[begin Excerpted data]

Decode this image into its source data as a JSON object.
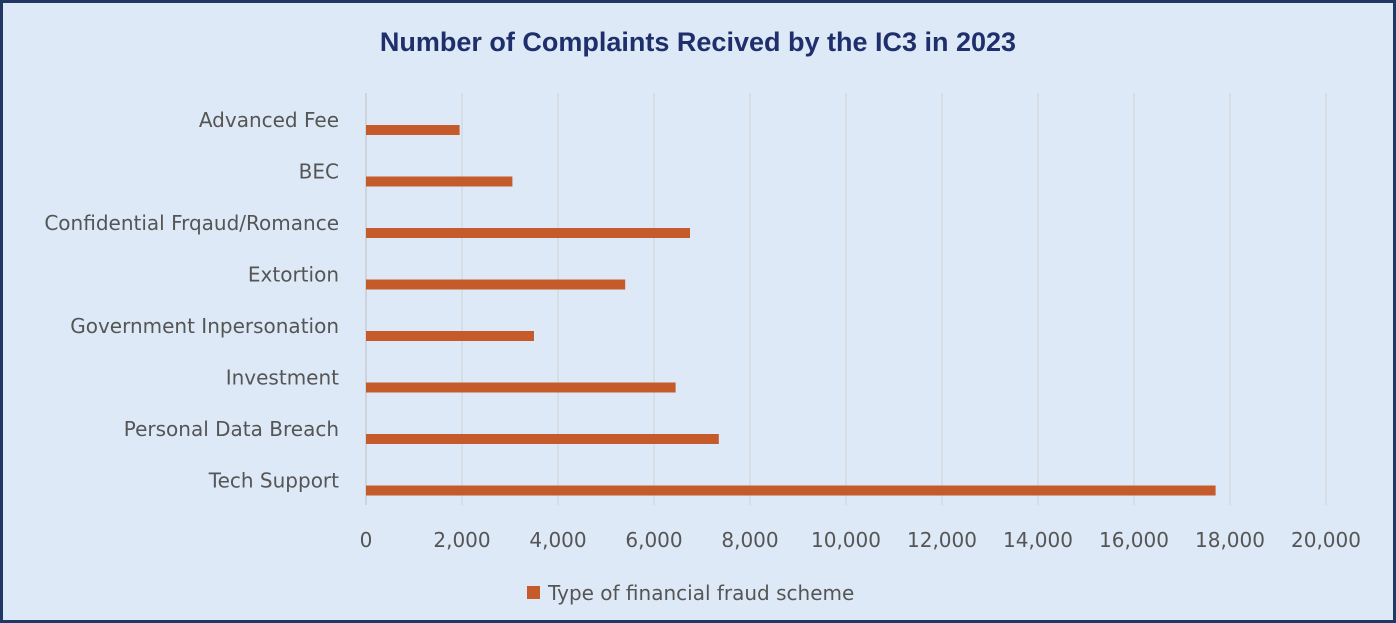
{
  "chart_data": {
    "type": "bar",
    "orientation": "horizontal",
    "title": "Number of Complaints Recived by the IC3 in 2023",
    "categories": [
      "Advanced Fee",
      "BEC",
      "Confidential Frqaud/Romance",
      "Extortion",
      "Government Inpersonation",
      "Investment",
      "Personal Data Breach",
      "Tech Support"
    ],
    "series": [
      {
        "name": "Type of financial fraud scheme",
        "color": "#c55a2a",
        "values": [
          1950,
          3050,
          6750,
          5400,
          3500,
          6450,
          7350,
          17700
        ]
      }
    ],
    "xlim": [
      0,
      20000
    ],
    "xticks": [
      "0",
      "2,000",
      "4,000",
      "6,000",
      "8,000",
      "10,000",
      "12,000",
      "14,000",
      "16,000",
      "18,000",
      "20,000"
    ],
    "xtick_values": [
      0,
      2000,
      4000,
      6000,
      8000,
      10000,
      12000,
      14000,
      16000,
      18000,
      20000
    ],
    "grid": true,
    "legend_position": "bottom",
    "background": "#dde9f6",
    "border_color": "#203864"
  }
}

[end Excerpted data]

» **Task brief**: Set the entries down again exactly. Do not include the images.

» **Written reply**:
Decode this image into its source data as a JSON object.
{
  "chart_data": {
    "type": "bar",
    "orientation": "horizontal",
    "title": "Number of Complaints Recived by the IC3 in 2023",
    "categories": [
      "Advanced Fee",
      "BEC",
      "Confidential Frqaud/Romance",
      "Extortion",
      "Government Inpersonation",
      "Investment",
      "Personal Data Breach",
      "Tech Support"
    ],
    "series": [
      {
        "name": "Type of financial fraud scheme",
        "color": "#c55a2a",
        "values": [
          1950,
          3050,
          6750,
          5400,
          3500,
          6450,
          7350,
          17700
        ]
      }
    ],
    "xlim": [
      0,
      20000
    ],
    "xticks": [
      "0",
      "2,000",
      "4,000",
      "6,000",
      "8,000",
      "10,000",
      "12,000",
      "14,000",
      "16,000",
      "18,000",
      "20,000"
    ],
    "xtick_values": [
      0,
      2000,
      4000,
      6000,
      8000,
      10000,
      12000,
      14000,
      16000,
      18000,
      20000
    ],
    "grid": true,
    "legend_position": "bottom",
    "background": "#dde9f6",
    "border_color": "#203864"
  }
}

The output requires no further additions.